* The data:
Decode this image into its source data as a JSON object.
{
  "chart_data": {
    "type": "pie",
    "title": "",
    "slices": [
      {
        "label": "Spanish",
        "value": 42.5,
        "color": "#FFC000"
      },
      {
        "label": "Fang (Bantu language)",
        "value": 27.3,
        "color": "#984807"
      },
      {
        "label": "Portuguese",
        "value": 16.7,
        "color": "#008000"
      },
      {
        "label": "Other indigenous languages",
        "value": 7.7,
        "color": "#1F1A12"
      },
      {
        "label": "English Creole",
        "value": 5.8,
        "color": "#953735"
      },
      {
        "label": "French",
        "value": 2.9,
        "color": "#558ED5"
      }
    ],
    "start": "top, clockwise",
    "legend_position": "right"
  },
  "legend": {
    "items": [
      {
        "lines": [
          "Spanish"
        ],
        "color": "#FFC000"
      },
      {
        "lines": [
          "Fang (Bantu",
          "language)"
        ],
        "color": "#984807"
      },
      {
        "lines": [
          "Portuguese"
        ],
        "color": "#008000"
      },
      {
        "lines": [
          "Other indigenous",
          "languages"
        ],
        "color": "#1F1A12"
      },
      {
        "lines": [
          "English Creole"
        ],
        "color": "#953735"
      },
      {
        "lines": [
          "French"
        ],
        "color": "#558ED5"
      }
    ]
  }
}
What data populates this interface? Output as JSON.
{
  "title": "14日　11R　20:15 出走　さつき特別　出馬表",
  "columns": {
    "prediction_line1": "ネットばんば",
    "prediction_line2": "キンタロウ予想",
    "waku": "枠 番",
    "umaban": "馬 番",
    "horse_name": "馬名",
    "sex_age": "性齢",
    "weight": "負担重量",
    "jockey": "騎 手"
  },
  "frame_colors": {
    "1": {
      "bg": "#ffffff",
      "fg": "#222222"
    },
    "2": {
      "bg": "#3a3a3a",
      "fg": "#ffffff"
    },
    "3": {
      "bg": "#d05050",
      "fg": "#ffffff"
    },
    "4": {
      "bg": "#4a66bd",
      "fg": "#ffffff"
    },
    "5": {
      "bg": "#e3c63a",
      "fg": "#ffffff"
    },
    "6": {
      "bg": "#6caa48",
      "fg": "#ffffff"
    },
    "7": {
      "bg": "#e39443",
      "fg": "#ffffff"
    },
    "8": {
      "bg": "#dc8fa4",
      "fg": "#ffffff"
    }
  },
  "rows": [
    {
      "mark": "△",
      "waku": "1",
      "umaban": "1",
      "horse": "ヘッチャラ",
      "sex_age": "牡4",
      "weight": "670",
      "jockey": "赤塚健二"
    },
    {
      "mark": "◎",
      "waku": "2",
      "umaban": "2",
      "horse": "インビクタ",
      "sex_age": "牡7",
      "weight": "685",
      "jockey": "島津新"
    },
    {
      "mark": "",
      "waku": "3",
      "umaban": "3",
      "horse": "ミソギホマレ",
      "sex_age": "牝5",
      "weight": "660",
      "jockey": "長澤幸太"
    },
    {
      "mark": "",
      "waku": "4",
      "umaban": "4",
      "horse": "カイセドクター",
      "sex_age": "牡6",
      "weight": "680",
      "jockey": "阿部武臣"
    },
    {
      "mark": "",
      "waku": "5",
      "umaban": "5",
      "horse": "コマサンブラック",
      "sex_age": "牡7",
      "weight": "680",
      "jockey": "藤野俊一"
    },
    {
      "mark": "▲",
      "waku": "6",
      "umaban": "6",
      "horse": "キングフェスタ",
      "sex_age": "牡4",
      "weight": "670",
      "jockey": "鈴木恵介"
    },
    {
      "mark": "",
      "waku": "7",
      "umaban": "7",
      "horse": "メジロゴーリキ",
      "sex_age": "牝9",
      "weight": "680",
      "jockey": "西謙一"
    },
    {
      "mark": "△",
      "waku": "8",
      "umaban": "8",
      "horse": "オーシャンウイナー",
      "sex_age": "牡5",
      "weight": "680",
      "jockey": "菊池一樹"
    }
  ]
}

* Task directions: Select from the material above each line in which the string "umaban" appears, and list those lines.

* Response to the task:
    "umaban": "馬 番",
      "umaban": "1",
      "umaban": "2",
      "umaban": "3",
      "umaban": "4",
      "umaban": "5",
      "umaban": "6",
      "umaban": "7",
      "umaban": "8",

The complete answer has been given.